> Information given
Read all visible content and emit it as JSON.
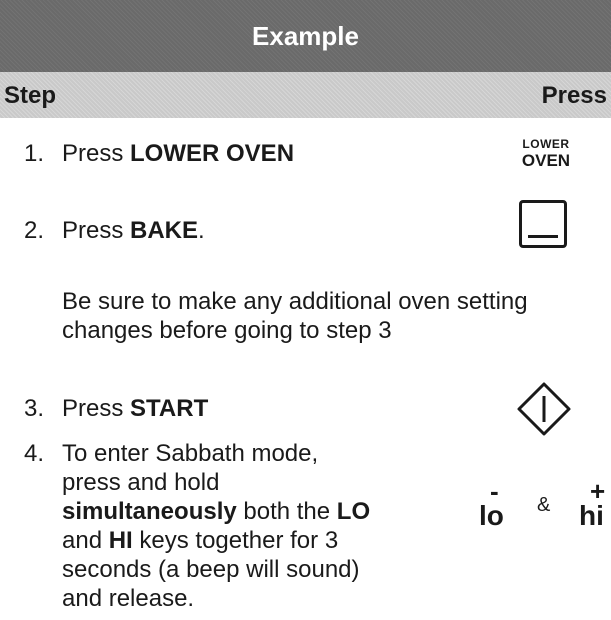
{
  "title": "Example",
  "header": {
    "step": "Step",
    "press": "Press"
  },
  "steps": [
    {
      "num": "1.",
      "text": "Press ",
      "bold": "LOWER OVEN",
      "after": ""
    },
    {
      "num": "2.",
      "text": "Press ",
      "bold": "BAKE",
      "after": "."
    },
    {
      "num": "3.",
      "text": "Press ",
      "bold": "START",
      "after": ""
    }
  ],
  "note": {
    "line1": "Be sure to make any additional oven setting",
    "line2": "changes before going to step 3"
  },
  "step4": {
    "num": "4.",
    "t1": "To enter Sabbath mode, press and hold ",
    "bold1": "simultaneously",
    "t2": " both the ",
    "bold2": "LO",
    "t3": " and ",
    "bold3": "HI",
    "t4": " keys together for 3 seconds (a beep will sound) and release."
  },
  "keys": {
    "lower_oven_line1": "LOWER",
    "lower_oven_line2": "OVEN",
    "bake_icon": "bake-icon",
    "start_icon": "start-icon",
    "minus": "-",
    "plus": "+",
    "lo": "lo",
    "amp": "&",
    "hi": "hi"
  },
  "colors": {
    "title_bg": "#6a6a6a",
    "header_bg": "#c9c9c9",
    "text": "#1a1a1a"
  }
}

> What needs to be done
Retype all entries exactly as they appear, dropping the images.

> Answer below
Read all visible content and emit it as JSON.
{
  "title": "Example",
  "header": {
    "step": "Step",
    "press": "Press"
  },
  "steps": [
    {
      "num": "1.",
      "text": "Press ",
      "bold": "LOWER OVEN",
      "after": ""
    },
    {
      "num": "2.",
      "text": "Press ",
      "bold": "BAKE",
      "after": "."
    },
    {
      "num": "3.",
      "text": "Press ",
      "bold": "START",
      "after": ""
    }
  ],
  "note": {
    "line1": "Be sure to make any additional oven setting",
    "line2": "changes before going to step 3"
  },
  "step4": {
    "num": "4.",
    "t1": "To enter Sabbath mode, press and hold ",
    "bold1": "simultaneously",
    "t2": " both the ",
    "bold2": "LO",
    "t3": " and ",
    "bold3": "HI",
    "t4": " keys together for 3 seconds (a beep will sound) and release."
  },
  "keys": {
    "lower_oven_line1": "LOWER",
    "lower_oven_line2": "OVEN",
    "bake_icon": "bake-icon",
    "start_icon": "start-icon",
    "minus": "-",
    "plus": "+",
    "lo": "lo",
    "amp": "&",
    "hi": "hi"
  },
  "colors": {
    "title_bg": "#6a6a6a",
    "header_bg": "#c9c9c9",
    "text": "#1a1a1a"
  }
}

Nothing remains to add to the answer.